> [Extracted records]
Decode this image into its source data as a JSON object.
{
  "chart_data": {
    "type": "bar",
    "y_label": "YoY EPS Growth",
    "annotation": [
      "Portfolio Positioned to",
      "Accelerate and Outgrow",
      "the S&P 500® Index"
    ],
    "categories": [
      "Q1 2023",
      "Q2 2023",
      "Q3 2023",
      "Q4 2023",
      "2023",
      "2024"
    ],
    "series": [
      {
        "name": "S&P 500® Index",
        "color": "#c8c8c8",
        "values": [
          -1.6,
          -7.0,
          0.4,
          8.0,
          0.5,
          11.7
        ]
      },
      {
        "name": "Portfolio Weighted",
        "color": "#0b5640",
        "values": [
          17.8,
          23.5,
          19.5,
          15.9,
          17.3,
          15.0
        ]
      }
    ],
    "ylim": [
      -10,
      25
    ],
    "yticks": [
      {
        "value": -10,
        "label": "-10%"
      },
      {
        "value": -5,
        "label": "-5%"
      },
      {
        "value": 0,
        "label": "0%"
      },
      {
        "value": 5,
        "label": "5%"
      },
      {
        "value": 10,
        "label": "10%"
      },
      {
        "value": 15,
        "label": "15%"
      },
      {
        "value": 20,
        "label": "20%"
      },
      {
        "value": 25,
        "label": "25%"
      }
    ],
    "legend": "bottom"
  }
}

> [Short task] Reproduce the complete set of lines precisely as supplied.

> [Task answer]
Decode this image into its source data as a JSON object.
{
  "chart_data": {
    "type": "bar",
    "y_label": "YoY EPS Growth",
    "annotation": [
      "Portfolio Positioned to",
      "Accelerate and Outgrow",
      "the S&P 500® Index"
    ],
    "categories": [
      "Q1 2023",
      "Q2 2023",
      "Q3 2023",
      "Q4 2023",
      "2023",
      "2024"
    ],
    "series": [
      {
        "name": "S&P 500® Index",
        "color": "#c8c8c8",
        "values": [
          -1.6,
          -7.0,
          0.4,
          8.0,
          0.5,
          11.7
        ]
      },
      {
        "name": "Portfolio Weighted",
        "color": "#0b5640",
        "values": [
          17.8,
          23.5,
          19.5,
          15.9,
          17.3,
          15.0
        ]
      }
    ],
    "ylim": [
      -10,
      25
    ],
    "yticks": [
      {
        "value": -10,
        "label": "-10%"
      },
      {
        "value": -5,
        "label": "-5%"
      },
      {
        "value": 0,
        "label": "0%"
      },
      {
        "value": 5,
        "label": "5%"
      },
      {
        "value": 10,
        "label": "10%"
      },
      {
        "value": 15,
        "label": "15%"
      },
      {
        "value": 20,
        "label": "20%"
      },
      {
        "value": 25,
        "label": "25%"
      }
    ],
    "legend": "bottom"
  }
}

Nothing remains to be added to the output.